Problem details ->
Pull out every line below that holds the word "fundos".

(Stored data entries)
>>
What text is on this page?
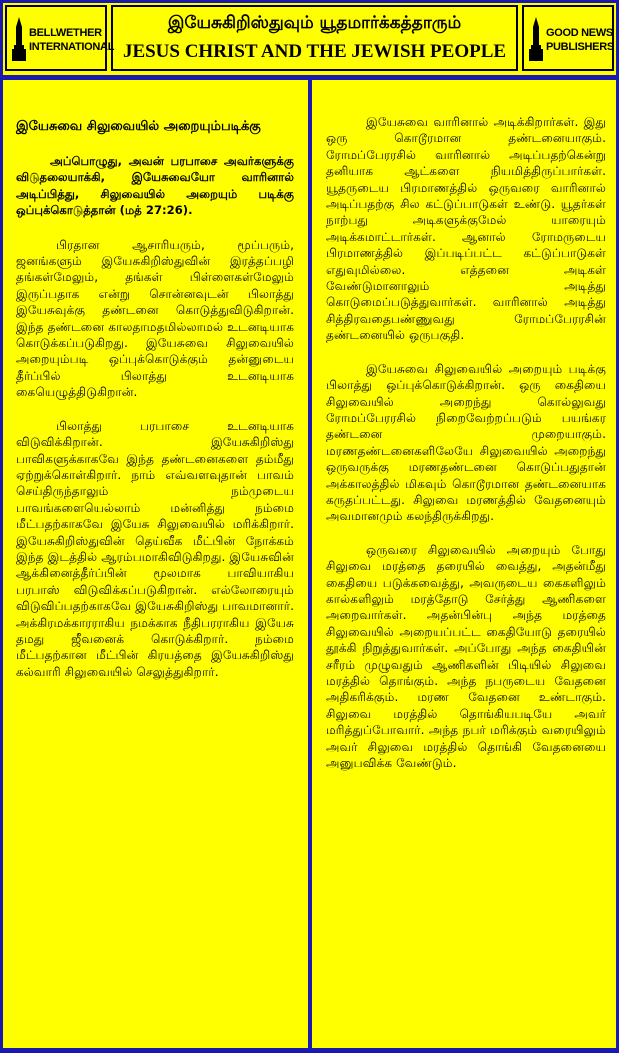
BELLWETHER
INTERNATIONAL
இயேசுகிறிஸ்துவும் யூதமார்க்கத்தாரும்
JESUS CHRIST AND THE JEWISH PEOPLE
GOOD NEWS
PUBLISHERS

இயேசுவை சிலுவையில் அறையும்படிக்கு

அப்பொழுது, அவன் பரபாசை அவர்களுக்கு விடுதலையாக்கி, இயேசுவையோ வாரினால் அடிப்பித்து, சிலுவையில் அறையும் படிக்கு ஒப்புக்கொடுத்தான் (மத் 27:26).

பிரதான ஆசாரியரும், மூப்பரும், ஜனங்களும் இயேசுகிறிஸ்துவின் இரத்தப்பழி தங்கள்மேலும், தங்கள் பிள்ளைகள்மேலும் இருப்பதாக என்று சொன்னவுடன் பிலாத்து இயேசுவுக்கு தண்டனை கொடுத்துவிடுகிறான். இந்த தண்டனை காலதாமதமில்லாமல் உடனடியாக கொடுக்கப்படுகிறது. இயேசுவை சிலுவையில் அறையும்படி ஒப்புக்கொடுக்கும் தன்னுடைய தீர்ப்பில் பிலாத்து உடனடியாக கையெழுத்திடுகிறான்.

பிலாத்து பரபாசை உடனடியாக விடுவிக்கிறான். இயேசுகிறிஸ்து பாவிகளுக்காகவே இந்த தண்டனைகளை தம்மீது ஏற்றுக்கொள்கிறார். நாம் எவ்வளவுதான் பாவம் செய்திருந்தாலும் நம்முடைய பாவங்களையெல்லாம் மன்னித்து நம்மை மீட்பதற்காகவே இயேசு சிலுவையில் மரிக்கிறார். இயேசுகிறிஸ்துவின் தெய்வீக மீட்பின் நோக்கம் இந்த இடத்தில் ஆரம்பமாகிவிடுகிறது. இயேசுவின் ஆக்கினைத்தீர்ப்பின் மூலமாக பாவியாகிய பரபாஸ் விடுவிக்கப்படுகிறான். எல்லோரையும் விடுவிப்பதற்காகவே இயேசுகிறிஸ்து பாவமானார். அக்கிரமக்காரராகிய நமக்காக நீதிபரராகிய இயேசு தமது ஜீவனைக் கொடுக்கிறார். நம்மை மீட்பதற்கான மீட்பின் கிரயத்தை இயேசுகிறிஸ்து கல்வாரி சிலுவையில் செலுத்துகிறார்.

இயேசுவை வாரினால் அடிக்கிறார்கள். இது ஒரு கொடூரமான தண்டனையாகும். ரோமப்பேரரசில் வாரினால் அடிப்பதற்கென்று தனியாக ஆட்களை நியமித்திருப்பார்கள். யூதருடைய பிரமாணத்தில் ஒருவரை வாரினால் அடிப்பதற்கு சில கட்டுப்பாடுகள் உண்டு. யூதர்கள் நாற்பது அடிகளுக்குமேல் யாரையும் அடிக்கமாட்டார்கள். ஆனால் ரோமருடைய பிரமாணத்தில் இப்படிப்பட்ட கட்டுப்பாடுகள் எதுவுமில்லை. எத்தனை அடிகள் வேண்டுமானாலும் அடித்து கொடுமைப்படுத்துவார்கள். வாரினால் அடித்து சித்திரவதைபண்ணுவது ரோமப்பேரரசின் தண்டனையில் ஒருபகுதி.

இயேசுவை சிலுவையில் அறையும் படிக்கு பிலாத்து ஒப்புக்கொடுக்கிறான். ஒரு கைதியை சிலுவையில் அறைந்து கொல்லுவது ரோமப்பேரரசில் நிறைவேற்றப்படும் பயங்கர தண்டனை முறையாகும். மரணதண்டனைகளிலேயே சிலுவையில் அறைந்து ஒருவருக்கு மரணதண்டனை கொடுப்பதுதான் அக்காலத்தில் மிகவும் கொடூரமான தண்டனையாக கருதப்பட்டது. சிலுவை மரணத்தில் வேதனையும் அவமானமும் கலந்திருக்கிறது.

ஒருவரை சிலுவையில் அறையும் போது சிலுவை மரத்தை தரையில் வைத்து, அதன்மீது கைதியை படுக்கவைத்து, அவருடைய கைகளிலும் கால்களிலும் மரத்தோடு சேர்த்து ஆணிகளை அறைவார்கள். அதன்பின்பு அந்த மரத்தை சிலுவையில் அறையப்பட்ட கைதியோடு தரையில் தூக்கி நிறுத்துவார்கள். அப்போது அந்த கைதியின் சரீரம் முழுவதும் ஆணிகளின் பிடியில் சிலுவை மரத்தில் தொங்கும். அந்த நபருடைய வேதனை அதிகரிக்கும். மரண வேதனை உண்டாகும். சிலுவை மரத்தில் தொங்கியபடியே அவர் மரித்துப்போவார். அந்த நபர் மரிக்கும் வரையிலும் அவர் சிலுவை மரத்தில் தொங்கி வேதனையை அனுபவிக்க வேண்டும்.
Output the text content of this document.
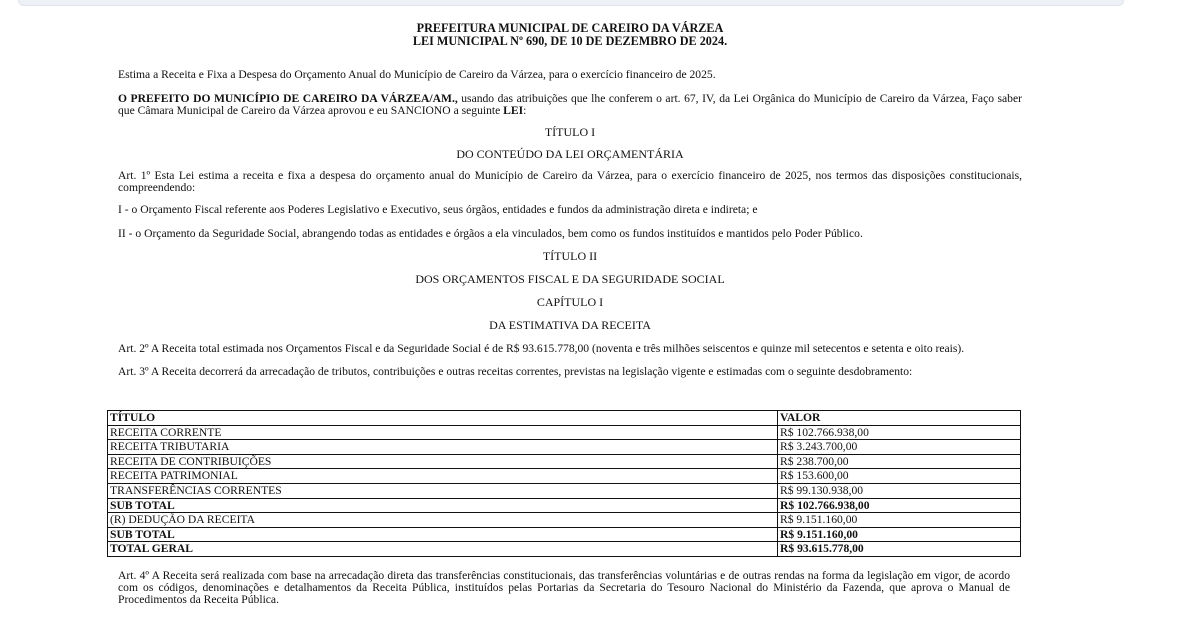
PREFEITURA MUNICIPAL DE CAREIRO DA VÁRZEA
LEI MUNICIPAL Nº 690, DE 10 DE DEZEMBRO DE 2024.

Estima a Receita e Fixa a Despesa do Orçamento Anual do Município de Careiro da Várzea, para o exercício financeiro de 2025.

O PREFEITO DO MUNICÍPIO DE CAREIRO DA VÁRZEA/AM., usando das atribuições que lhe conferem o art. 67, IV, da Lei Orgânica do Município de Careiro da Várzea, Faço saber que Câmara Municipal de Careiro da Várzea aprovou e eu SANCIONO a seguinte LEI:

TÍTULO I

DO CONTEÚDO DA LEI ORÇAMENTÁRIA

Art. 1º Esta Lei estima a receita e fixa a despesa do orçamento anual do Município de Careiro da Várzea, para o exercício financeiro de 2025, nos termos das disposições constitucionais, compreendendo:

I - o Orçamento Fiscal referente aos Poderes Legislativo e Executivo, seus órgãos, entidades e fundos da administração direta e indireta; e

II - o Orçamento da Seguridade Social, abrangendo todas as entidades e órgãos a ela vinculados, bem como os fundos instituídos e mantidos pelo Poder Público.

TÍTULO II

DOS ORÇAMENTOS FISCAL E DA SEGURIDADE SOCIAL

CAPÍTULO I

DA ESTIMATIVA DA RECEITA

Art. 2º A Receita total estimada nos Orçamentos Fiscal e da Seguridade Social é de R$ 93.615.778,00 (noventa e três milhões seiscentos e quinze mil setecentos e setenta e oito reais).

Art. 3º A Receita decorrerá da arrecadação de tributos, contribuições e outras receitas correntes, previstas na legislação vigente e estimadas com o seguinte desdobramento:

TÍTULO	VALOR
RECEITA CORRENTE	R$ 102.766.938,00
RECEITA TRIBUTARIA	R$ 3.243.700,00
RECEITA DE CONTRIBUIÇÕES	R$ 238.700,00
RECEITA PATRIMONIAL	R$ 153.600,00
TRANSFERÊNCIAS CORRENTES	R$ 99.130.938,00
SUB TOTAL	R$ 102.766.938,00
(R) DEDUÇÃO DA RECEITA	R$ 9.151.160,00
SUB TOTAL	R$ 9.151.160,00
TOTAL GERAL	R$ 93.615.778,00

Art. 4º A Receita será realizada com base na arrecadação direta das transferências constitucionais, das transferências voluntárias e de outras rendas na forma da legislação em vigor, de acordo com os códigos, denominações e detalhamentos da Receita Pública, instituídos pelas Portarias da Secretaria do Tesouro Nacional do Ministério da Fazenda, que aprova o Manual de Procedimentos da Receita Pública.
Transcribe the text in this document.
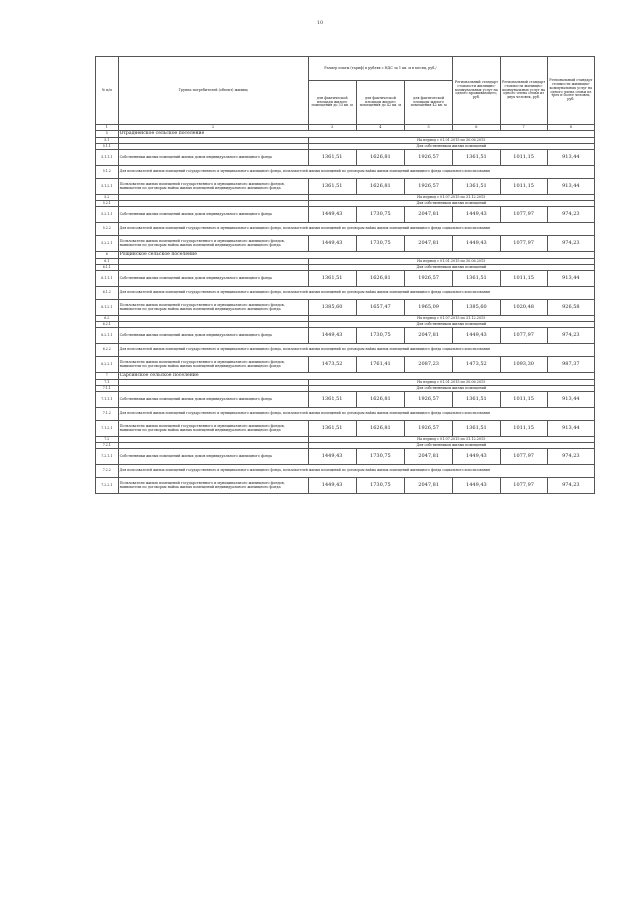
10
№ п/п	Группа потребителей (объект) жилищ	Размер платы (тариф) в рублях с НДС за 1 кв. м в месяц, руб./			Региональный стандарт стоимости жилищно-коммунальных услуг на одного проживающего, руб.	Региональный стандарт стоимости жилищно-коммунальных услуг на одного члена семьи из двух человек, руб.	Региональный стандарт стоимости жилищно-коммунальных услуг на одного члена семьи из трех и более человек, руб.
		для фактической площади жилого помещения до 33 кв. м	для фактической площади жилого помещения до 42 кв. м	для фактической площади жилого помещения 42 кв. м			
1	2	3	4	5	6	7	8
5	Отрадненское сельское поселение						
5.1		На период с 01.01.2015 по 30.06.2015					
5.1.1		Для собственников жилых помещений					
5.1.1.1	Собственники жилых помещений жилых домов индивидуального жилищного фонда	1361,51	1626,81	1926,57	1361,51	1011,15	913,44
5.1.2	Для пользователей жилых помещений государственного и муниципального жилищного фонда, пользователей жилых помещений по договорам найма жилых помещений жилищного фонда социального использования						
5.1.2.1	Пользователи жилых помещений государственного и муниципального жилищного фондов, наниматели по договорам найма жилых помещений индивидуального жилищного фонда	1361,51	1626,81	1926,57	1361,51	1011,15	913,44
5.2		На период с 01.07.2015 по 31.12.2015					
5.2.1		Для собственников жилых помещений					
5.2.1.1	Собственники жилых помещений жилых домов индивидуального жилищного фонда	1449,43	1730,75	2047,81	1449,43	1077,97	974,23
5.2.2	Для пользователей жилых помещений государственного и муниципального жилищного фонда, пользователей жилых помещений по договорам найма жилых помещений жилищного фонда социального использования						
5.2.2.1	Пользователи жилых помещений государственного и муниципального жилищного фондов, наниматели по договорам найма жилых помещений индивидуального жилищного фонда	1449,43	1730,75	2047,81	1449,43	1077,97	974,23
6	Рощинское сельское поселение						
6.1		На период с 01.01.2015 по 30.06.2015					
6.1.1		Для собственников жилых помещений					
6.1.1.1	Собственники жилых помещений жилых домов индивидуального жилищного фонда	1361,51	1626,81	1926,57	1361,51	1011,15	913,44
6.1.2	Для пользователей жилых помещений государственного и муниципального жилищного фонда, пользователей жилых помещений по договорам найма жилых помещений жилищного фонда социального использования						
6.1.2.1	Пользователи жилых помещений государственного и муниципального жилищного фондов, наниматели по договорам найма жилых помещений индивидуального жилищного фонда	1385,60	1657,47	1965,09	1385,60	1020,48	926,58
6.2		На период с 01.07.2015 по 31.12.2015					
6.2.1		Для собственников жилых помещений					
6.2.1.1	Собственники жилых помещений жилых домов индивидуального жилищного фонда	1449,43	1730,75	2047,81	1449,43	1077,97	974,23
6.2.2	Для пользователей жилых помещений государственного и муниципального жилищного фонда, пользователей жилых помещений по договорам найма жилых помещений жилищного фонда социального использования						
6.2.2.1	Пользователи жилых помещений государственного и муниципального жилищного фондов, наниматели по договорам найма жилых помещений индивидуального жилищного фонда	1473,52	1761,41	2087,23	1473,52	1093,30	987,37
7	Сарсинское сельское поселение						
7.1		На период с 01.01.2015 по 30.06.2015					
7.1.1		Для собственников жилых помещений					
7.1.1.1	Собственники жилых помещений жилых домов индивидуального жилищного фонда	1361,51	1626,81	1926,57	1361,51	1011,15	913,44
7.1.2	Для пользователей жилых помещений государственного и муниципального жилищного фонда, пользователей жилых помещений по договорам найма жилых помещений жилищного фонда социального использования						
7.1.2.1	Пользователи жилых помещений государственного и муниципального жилищного фондов, наниматели по договорам найма жилых помещений индивидуального жилищного фонда	1361,51	1626,81	1926,57	1361,51	1011,15	913,44
7.2		На период с 01.07.2015 по 31.12.2015					
7.2.1		Для собственников жилых помещений					
7.2.1.1	Собственники жилых помещений жилых домов индивидуального жилищного фонда	1449,43	1730,75	2047,81	1449,43	1077,97	974,23
7.2.2	Для пользователей жилых помещений государственного и муниципального жилищного фонда, пользователей жилых помещений по договорам найма жилых помещений жилищного фонда социального использования						
7.2.2.1	Пользователи жилых помещений государственного и муниципального жилищного фондов, наниматели по договорам найма жилых помещений индивидуального жилищного фонда	1449,43	1730,75	2047,81	1449,43	1077,97	974,23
<<
Correct result ->
I - o Orçamento Fiscal referente aos Poderes Legislativo e Executivo, seus órgãos, entidades e fundos da administração direta e indireta; e
II - o Orçamento da Seguridade Social, abrangendo todas as entidades e órgãos a ela vinculados, bem como os fundos instituídos e mantidos pelo Poder Público.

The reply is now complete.